## Extracted data
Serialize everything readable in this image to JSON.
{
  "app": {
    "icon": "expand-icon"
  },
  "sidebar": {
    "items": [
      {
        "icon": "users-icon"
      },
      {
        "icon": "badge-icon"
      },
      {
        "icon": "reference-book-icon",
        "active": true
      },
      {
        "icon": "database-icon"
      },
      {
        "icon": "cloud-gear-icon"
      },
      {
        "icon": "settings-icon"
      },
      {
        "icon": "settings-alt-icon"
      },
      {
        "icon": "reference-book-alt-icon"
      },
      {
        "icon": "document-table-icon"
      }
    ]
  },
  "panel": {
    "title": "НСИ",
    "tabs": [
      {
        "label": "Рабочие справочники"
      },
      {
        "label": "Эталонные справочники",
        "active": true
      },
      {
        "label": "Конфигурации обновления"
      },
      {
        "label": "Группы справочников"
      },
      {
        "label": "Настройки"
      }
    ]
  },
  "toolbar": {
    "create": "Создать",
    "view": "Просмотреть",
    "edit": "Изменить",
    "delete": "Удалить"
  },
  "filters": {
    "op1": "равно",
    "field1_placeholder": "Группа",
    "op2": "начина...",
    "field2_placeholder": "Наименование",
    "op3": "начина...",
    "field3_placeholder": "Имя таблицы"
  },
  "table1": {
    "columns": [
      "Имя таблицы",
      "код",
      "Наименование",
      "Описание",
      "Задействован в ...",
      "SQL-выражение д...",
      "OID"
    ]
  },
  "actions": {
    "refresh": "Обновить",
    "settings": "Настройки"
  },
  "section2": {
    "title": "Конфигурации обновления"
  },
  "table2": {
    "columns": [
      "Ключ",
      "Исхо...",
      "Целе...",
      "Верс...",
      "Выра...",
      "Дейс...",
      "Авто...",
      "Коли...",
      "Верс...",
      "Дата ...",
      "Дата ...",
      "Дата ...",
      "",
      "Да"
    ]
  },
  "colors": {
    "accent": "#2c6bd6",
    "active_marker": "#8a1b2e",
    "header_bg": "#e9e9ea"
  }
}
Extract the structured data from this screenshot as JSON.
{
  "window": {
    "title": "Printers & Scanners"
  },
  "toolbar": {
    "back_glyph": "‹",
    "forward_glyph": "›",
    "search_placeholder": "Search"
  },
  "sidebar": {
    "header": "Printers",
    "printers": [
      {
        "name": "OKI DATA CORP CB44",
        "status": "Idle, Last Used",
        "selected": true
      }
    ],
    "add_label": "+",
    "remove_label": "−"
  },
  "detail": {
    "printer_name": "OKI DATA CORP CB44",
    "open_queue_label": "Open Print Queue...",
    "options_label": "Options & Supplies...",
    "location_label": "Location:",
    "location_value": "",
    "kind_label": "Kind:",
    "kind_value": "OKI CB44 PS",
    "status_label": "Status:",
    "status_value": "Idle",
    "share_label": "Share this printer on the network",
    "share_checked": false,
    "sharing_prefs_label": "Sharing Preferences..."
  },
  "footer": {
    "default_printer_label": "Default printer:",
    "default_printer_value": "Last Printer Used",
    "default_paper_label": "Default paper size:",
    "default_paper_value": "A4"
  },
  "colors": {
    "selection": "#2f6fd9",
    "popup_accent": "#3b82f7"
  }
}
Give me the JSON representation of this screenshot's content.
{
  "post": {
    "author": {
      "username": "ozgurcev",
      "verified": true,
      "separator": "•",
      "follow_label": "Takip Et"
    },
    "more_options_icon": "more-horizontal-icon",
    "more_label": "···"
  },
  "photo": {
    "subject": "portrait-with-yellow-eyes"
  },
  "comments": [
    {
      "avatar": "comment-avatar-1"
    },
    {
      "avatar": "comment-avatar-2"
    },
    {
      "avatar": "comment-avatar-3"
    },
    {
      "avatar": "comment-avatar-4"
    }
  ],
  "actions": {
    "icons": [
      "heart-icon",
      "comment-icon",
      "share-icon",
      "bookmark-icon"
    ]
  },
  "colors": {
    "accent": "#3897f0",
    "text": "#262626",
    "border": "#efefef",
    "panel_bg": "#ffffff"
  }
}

## What this task involves
Report the number of lines in the listing that include the string "Настройки"; give nothing but the number.

## Solution to this exercise
2